(Items from a data source)
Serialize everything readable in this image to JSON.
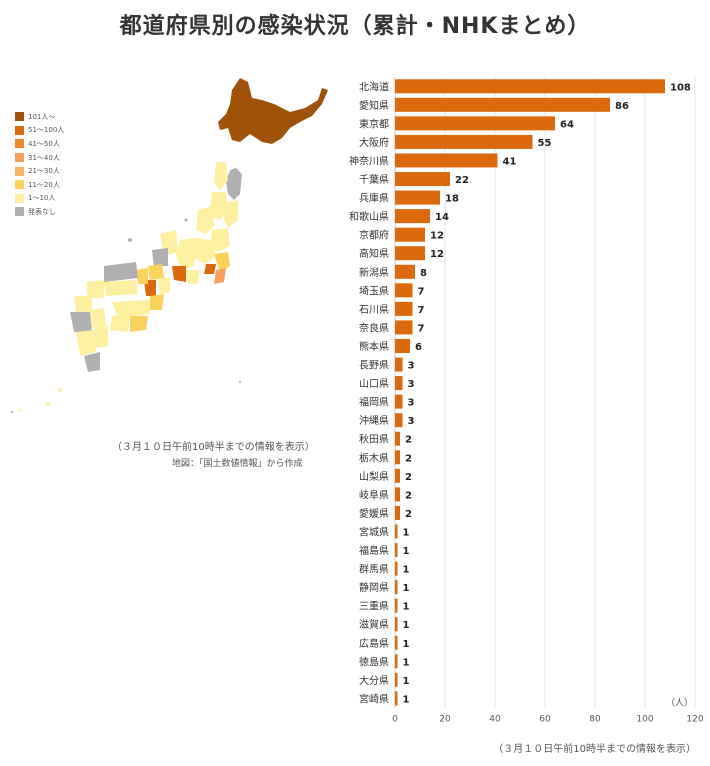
{
  "title": "都道府県別の感染状況（累計・NHKまとめ）",
  "legend": [
    {
      "label": "101人～",
      "color": "#a0520a"
    },
    {
      "label": "51〜100人",
      "color": "#dc6a0d"
    },
    {
      "label": "41〜50人",
      "color": "#ef8a2c"
    },
    {
      "label": "31〜40人",
      "color": "#f4a058"
    },
    {
      "label": "21〜30人",
      "color": "#f8b565"
    },
    {
      "label": "11〜20人",
      "color": "#fbd25c"
    },
    {
      "label": "1〜10人",
      "color": "#fdf0a0"
    },
    {
      "label": "発表なし",
      "color": "#b0b0b0"
    }
  ],
  "map_note": "（３月１０日午前10時半までの情報を表示）",
  "map_source": "地図：「国土数値情報」から作成",
  "chart_note": "（３月１０日午前10時半までの情報を表示）",
  "chart_data": {
    "type": "bar",
    "orientation": "horizontal",
    "categories": [
      "北海道",
      "愛知県",
      "東京都",
      "大阪府",
      "神奈川県",
      "千葉県",
      "兵庫県",
      "和歌山県",
      "京都府",
      "高知県",
      "新潟県",
      "埼玉県",
      "石川県",
      "奈良県",
      "熊本県",
      "長野県",
      "山口県",
      "福岡県",
      "沖縄県",
      "秋田県",
      "栃木県",
      "山梨県",
      "岐阜県",
      "愛媛県",
      "宮城県",
      "福島県",
      "群馬県",
      "静岡県",
      "三重県",
      "滋賀県",
      "広島県",
      "徳島県",
      "大分県",
      "宮崎県"
    ],
    "values": [
      108,
      86,
      64,
      55,
      41,
      22,
      18,
      14,
      12,
      12,
      8,
      7,
      7,
      7,
      6,
      3,
      3,
      3,
      3,
      2,
      2,
      2,
      2,
      2,
      1,
      1,
      1,
      1,
      1,
      1,
      1,
      1,
      1,
      1
    ],
    "unit": "（人）",
    "xlim": [
      0,
      120
    ],
    "xticks": [
      0,
      20,
      40,
      60,
      80,
      100,
      120
    ],
    "bar_color": "#dc6a0d",
    "grid": true
  }
}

* [Given instruction] Extract each line holding the word "label" from the records.

* [Response to the exercise]
      "label": "101人～",
      "label": "51〜100人",
      "label": "41〜50人",
      "label": "31〜40人",
      "label": "21〜30人",
      "label": "11〜20人",
      "label": "1〜10人",
      "label": "発表なし",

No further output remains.